WHAT THE TASK REQUIRES
Lines containing the word "области" are the ones to copy from the records below.

DATA PROVIDED

============

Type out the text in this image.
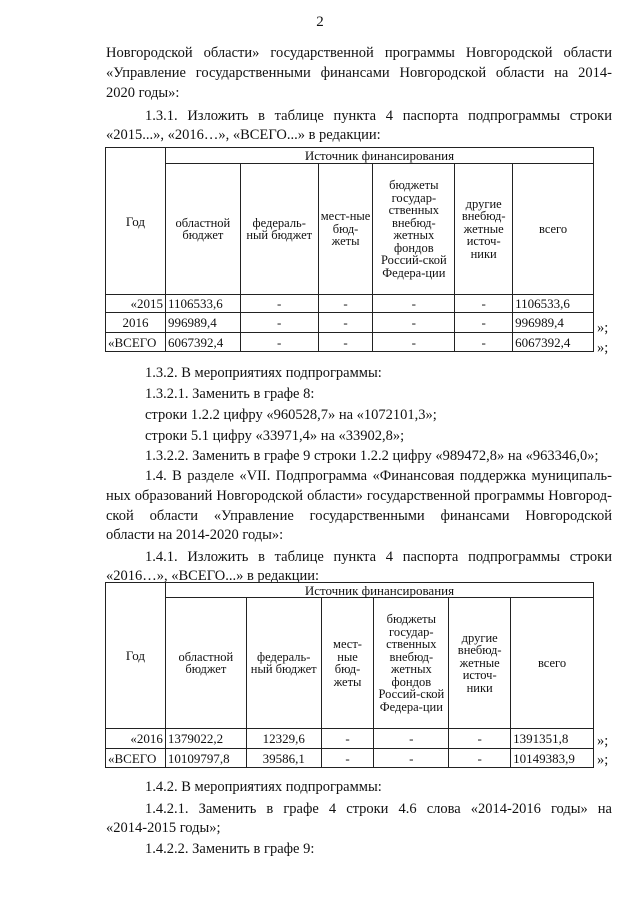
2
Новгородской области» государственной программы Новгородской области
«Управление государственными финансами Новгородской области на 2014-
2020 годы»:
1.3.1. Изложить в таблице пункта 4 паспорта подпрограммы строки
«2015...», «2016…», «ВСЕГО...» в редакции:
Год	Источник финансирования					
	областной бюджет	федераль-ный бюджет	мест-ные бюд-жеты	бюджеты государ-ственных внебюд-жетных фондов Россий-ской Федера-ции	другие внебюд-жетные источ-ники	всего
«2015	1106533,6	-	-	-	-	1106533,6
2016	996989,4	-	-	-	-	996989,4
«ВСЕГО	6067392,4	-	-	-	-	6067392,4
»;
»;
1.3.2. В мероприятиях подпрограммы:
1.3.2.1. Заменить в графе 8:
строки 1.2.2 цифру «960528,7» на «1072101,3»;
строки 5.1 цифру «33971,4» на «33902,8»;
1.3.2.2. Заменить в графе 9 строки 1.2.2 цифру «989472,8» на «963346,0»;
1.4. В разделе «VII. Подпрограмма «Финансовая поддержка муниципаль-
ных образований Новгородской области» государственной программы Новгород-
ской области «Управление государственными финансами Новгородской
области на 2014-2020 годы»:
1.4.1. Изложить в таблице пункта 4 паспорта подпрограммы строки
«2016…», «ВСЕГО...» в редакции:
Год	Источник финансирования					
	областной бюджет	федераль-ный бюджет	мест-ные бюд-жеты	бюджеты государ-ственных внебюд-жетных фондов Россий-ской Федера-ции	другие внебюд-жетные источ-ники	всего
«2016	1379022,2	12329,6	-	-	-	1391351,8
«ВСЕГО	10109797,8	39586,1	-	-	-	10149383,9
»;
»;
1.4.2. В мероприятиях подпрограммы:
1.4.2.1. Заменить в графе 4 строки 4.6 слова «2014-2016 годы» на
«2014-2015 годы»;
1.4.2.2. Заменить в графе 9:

============

RESULT BELOW
Новгородской области» государственной программы Новгородской области
«Управление государственными финансами Новгородской области на 2014-
ных образований Новгородской области» государственной программы Новгород-
ской области «Управление государственными финансами Новгородской
области на 2014-2020 годы»:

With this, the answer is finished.